Written exercise => Print all the data, keeping every line exactly as it is.

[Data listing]

§

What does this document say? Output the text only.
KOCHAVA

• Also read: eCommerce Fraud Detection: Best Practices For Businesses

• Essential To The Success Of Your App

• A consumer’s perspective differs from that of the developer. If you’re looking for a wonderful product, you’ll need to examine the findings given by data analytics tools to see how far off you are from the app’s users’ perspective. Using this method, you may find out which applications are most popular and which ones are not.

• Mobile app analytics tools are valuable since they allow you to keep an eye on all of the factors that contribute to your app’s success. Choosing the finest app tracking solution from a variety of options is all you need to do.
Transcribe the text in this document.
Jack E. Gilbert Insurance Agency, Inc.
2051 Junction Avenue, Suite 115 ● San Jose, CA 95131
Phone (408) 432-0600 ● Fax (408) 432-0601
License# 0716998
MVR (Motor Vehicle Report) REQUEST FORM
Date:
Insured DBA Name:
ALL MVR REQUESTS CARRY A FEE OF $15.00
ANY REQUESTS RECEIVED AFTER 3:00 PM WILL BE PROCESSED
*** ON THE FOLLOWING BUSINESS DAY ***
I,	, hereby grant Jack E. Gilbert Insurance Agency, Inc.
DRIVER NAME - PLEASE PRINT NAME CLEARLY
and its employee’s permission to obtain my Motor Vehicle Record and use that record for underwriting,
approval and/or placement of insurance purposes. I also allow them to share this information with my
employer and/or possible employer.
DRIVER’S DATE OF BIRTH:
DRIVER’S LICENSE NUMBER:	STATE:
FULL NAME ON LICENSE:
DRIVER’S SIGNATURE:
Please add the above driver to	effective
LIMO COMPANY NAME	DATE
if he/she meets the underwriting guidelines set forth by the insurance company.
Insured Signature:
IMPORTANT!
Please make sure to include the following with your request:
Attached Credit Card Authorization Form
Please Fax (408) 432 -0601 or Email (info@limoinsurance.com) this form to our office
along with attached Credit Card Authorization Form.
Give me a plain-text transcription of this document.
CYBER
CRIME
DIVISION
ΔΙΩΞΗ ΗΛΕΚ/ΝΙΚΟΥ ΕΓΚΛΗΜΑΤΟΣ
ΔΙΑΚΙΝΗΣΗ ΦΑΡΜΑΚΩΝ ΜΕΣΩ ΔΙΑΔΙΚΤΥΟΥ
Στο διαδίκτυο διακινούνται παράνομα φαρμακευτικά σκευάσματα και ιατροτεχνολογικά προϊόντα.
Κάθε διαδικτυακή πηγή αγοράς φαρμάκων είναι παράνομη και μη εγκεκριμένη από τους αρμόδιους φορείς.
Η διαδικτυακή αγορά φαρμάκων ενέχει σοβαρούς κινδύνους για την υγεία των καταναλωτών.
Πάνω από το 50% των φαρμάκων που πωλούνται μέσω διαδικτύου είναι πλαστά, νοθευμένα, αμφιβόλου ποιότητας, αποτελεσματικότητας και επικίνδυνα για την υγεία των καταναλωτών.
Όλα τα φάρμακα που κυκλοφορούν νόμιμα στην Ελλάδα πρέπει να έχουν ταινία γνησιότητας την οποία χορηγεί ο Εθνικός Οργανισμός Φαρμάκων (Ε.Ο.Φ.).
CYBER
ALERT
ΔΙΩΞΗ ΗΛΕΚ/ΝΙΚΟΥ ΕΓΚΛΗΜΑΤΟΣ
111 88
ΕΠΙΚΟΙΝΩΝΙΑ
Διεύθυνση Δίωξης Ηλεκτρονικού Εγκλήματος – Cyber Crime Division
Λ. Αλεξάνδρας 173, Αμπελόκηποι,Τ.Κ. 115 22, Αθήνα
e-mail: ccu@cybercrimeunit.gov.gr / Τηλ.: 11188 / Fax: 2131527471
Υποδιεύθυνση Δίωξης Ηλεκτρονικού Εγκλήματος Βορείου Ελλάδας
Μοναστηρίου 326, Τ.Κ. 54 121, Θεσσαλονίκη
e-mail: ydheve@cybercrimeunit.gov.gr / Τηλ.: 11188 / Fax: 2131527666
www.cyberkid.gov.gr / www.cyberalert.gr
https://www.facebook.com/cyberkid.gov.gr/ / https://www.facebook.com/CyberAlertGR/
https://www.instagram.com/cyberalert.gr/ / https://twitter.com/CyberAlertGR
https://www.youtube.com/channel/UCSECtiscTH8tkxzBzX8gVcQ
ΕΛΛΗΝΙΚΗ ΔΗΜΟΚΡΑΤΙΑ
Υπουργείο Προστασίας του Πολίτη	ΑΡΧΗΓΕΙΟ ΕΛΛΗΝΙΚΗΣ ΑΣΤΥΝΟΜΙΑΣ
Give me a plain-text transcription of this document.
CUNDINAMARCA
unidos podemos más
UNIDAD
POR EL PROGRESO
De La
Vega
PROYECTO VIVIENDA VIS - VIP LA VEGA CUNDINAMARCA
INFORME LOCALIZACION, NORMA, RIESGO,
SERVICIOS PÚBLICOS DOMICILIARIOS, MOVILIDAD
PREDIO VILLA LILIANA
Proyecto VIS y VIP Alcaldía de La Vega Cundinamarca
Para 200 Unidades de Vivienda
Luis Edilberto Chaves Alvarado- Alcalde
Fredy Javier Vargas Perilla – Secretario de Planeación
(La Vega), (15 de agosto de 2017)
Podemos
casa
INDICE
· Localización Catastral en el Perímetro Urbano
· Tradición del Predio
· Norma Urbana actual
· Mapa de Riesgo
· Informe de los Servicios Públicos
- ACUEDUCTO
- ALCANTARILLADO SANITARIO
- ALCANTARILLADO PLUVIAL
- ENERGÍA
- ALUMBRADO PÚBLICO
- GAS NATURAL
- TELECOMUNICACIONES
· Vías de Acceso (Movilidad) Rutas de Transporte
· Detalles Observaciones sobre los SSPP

§

Output for this exercise =>
What does this document say? Output the text only.
KOCHAVA

• Also read: eCommerce Fraud Detection: Best Practices For Businesses

• Essential To The Success Of Your App

• A consumer’s perspective differs from that of the developer. If you’re looking for a wonderful product, you’ll need to examine the findings given by data analytics tools to see how far off you are from the app’s users’ perspective. Using this method, you may find out which applications are most popular and which ones are not.

• Mobile app analytics tools are valuable since they allow you to keep an eye on all of the factors that contribute to your app’s success. Choosing the finest app tracking solution from a variety of options is all you need to do.
Transcribe the text in this document.
Jack E. Gilbert Insurance Agency, Inc.
2051 Junction Avenue, Suite 115 ● San Jose, CA 95131
Phone (408) 432-0600 ● Fax (408) 432-0601
License# 0716998
MVR (Motor Vehicle Report) REQUEST FORM
Date:
Insured DBA Name:
ALL MVR REQUESTS CARRY A FEE OF $15.00
ANY REQUESTS RECEIVED AFTER 3:00 PM WILL BE PROCESSED
*** ON THE FOLLOWING BUSINESS DAY ***
I,	, hereby grant Jack E. Gilbert Insurance Agency, Inc.
DRIVER NAME - PLEASE PRINT NAME CLEARLY
and its employee’s permission to obtain my Motor Vehicle Record and use that record for underwriting,
approval and/or placement of insurance purposes. I also allow them to share this information with my
employer and/or possible employer.
DRIVER’S DATE OF BIRTH:
DRIVER’S LICENSE NUMBER:	STATE:
FULL NAME ON LICENSE:
DRIVER’S SIGNATURE:
Please add the above driver to	effective
LIMO COMPANY NAME	DATE
if he/she meets the underwriting guidelines set forth by the insurance company.
Insured Signature:
IMPORTANT!
Please make sure to include the following with your request:
Attached Credit Card Authorization Form
Please Fax (408) 432 -0601 or Email (info@limoinsurance.com) this form to our office
along with attached Credit Card Authorization Form.
Give me a plain-text transcription of this document.
CYBER
CRIME
DIVISION
ΔΙΩΞΗ ΗΛΕΚ/ΝΙΚΟΥ ΕΓΚΛΗΜΑΤΟΣ
ΔΙΑΚΙΝΗΣΗ ΦΑΡΜΑΚΩΝ ΜΕΣΩ ΔΙΑΔΙΚΤΥΟΥ
Στο διαδίκτυο διακινούνται παράνομα φαρμακευτικά σκευάσματα και ιατροτεχνολογικά προϊόντα.
Κάθε διαδικτυακή πηγή αγοράς φαρμάκων είναι παράνομη και μη εγκεκριμένη από τους αρμόδιους φορείς.
Η διαδικτυακή αγορά φαρμάκων ενέχει σοβαρούς κινδύνους για την υγεία των καταναλωτών.
Πάνω από το 50% των φαρμάκων που πωλούνται μέσω διαδικτύου είναι πλαστά, νοθευμένα, αμφιβόλου ποιότητας, αποτελεσματικότητας και επικίνδυνα για την υγεία των καταναλωτών.
Όλα τα φάρμακα που κυκλοφορούν νόμιμα στην Ελλάδα πρέπει να έχουν ταινία γνησιότητας την οποία χορηγεί ο Εθνικός Οργανισμός Φαρμάκων (Ε.Ο.Φ.).
CYBER
ALERT
ΔΙΩΞΗ ΗΛΕΚ/ΝΙΚΟΥ ΕΓΚΛΗΜΑΤΟΣ
111 88
ΕΠΙΚΟΙΝΩΝΙΑ
Διεύθυνση Δίωξης Ηλεκτρονικού Εγκλήματος – Cyber Crime Division
Λ. Αλεξάνδρας 173, Αμπελόκηποι,Τ.Κ. 115 22, Αθήνα
e-mail: ccu@cybercrimeunit.gov.gr / Τηλ.: 11188 / Fax: 2131527471
Υποδιεύθυνση Δίωξης Ηλεκτρονικού Εγκλήματος Βορείου Ελλάδας
Μοναστηρίου 326, Τ.Κ. 54 121, Θεσσαλονίκη
e-mail: ydheve@cybercrimeunit.gov.gr / Τηλ.: 11188 / Fax: 2131527666
www.cyberkid.gov.gr / www.cyberalert.gr
https://www.facebook.com/cyberkid.gov.gr/ / https://www.facebook.com/CyberAlertGR/
https://www.instagram.com/cyberalert.gr/ / https://twitter.com/CyberAlertGR
https://www.youtube.com/channel/UCSECtiscTH8tkxzBzX8gVcQ
ΕΛΛΗΝΙΚΗ ΔΗΜΟΚΡΑΤΙΑ
Υπουργείο Προστασίας του Πολίτη	ΑΡΧΗΓΕΙΟ ΕΛΛΗΝΙΚΗΣ ΑΣΤΥΝΟΜΙΑΣ
Give me a plain-text transcription of this document.
CUNDINAMARCA
unidos podemos más
UNIDAD
POR EL PROGRESO
De La
Vega
PROYECTO VIVIENDA VIS - VIP LA VEGA CUNDINAMARCA
INFORME LOCALIZACION, NORMA, RIESGO,
SERVICIOS PÚBLICOS DOMICILIARIOS, MOVILIDAD
PREDIO VILLA LILIANA
Proyecto VIS y VIP Alcaldía de La Vega Cundinamarca
Para 200 Unidades de Vivienda
Luis Edilberto Chaves Alvarado- Alcalde
Fredy Javier Vargas Perilla – Secretario de Planeación
(La Vega), (15 de agosto de 2017)
Podemos
casa
INDICE
· Localización Catastral en el Perímetro Urbano
· Tradición del Predio
· Norma Urbana actual
· Mapa de Riesgo
· Informe de los Servicios Públicos
- ACUEDUCTO
- ALCANTARILLADO SANITARIO
- ALCANTARILLADO PLUVIAL
- ENERGÍA
- ALUMBRADO PÚBLICO
- GAS NATURAL
- TELECOMUNICACIONES
· Vías de Acceso (Movilidad) Rutas de Transporte
· Detalles Observaciones sobre los SSPP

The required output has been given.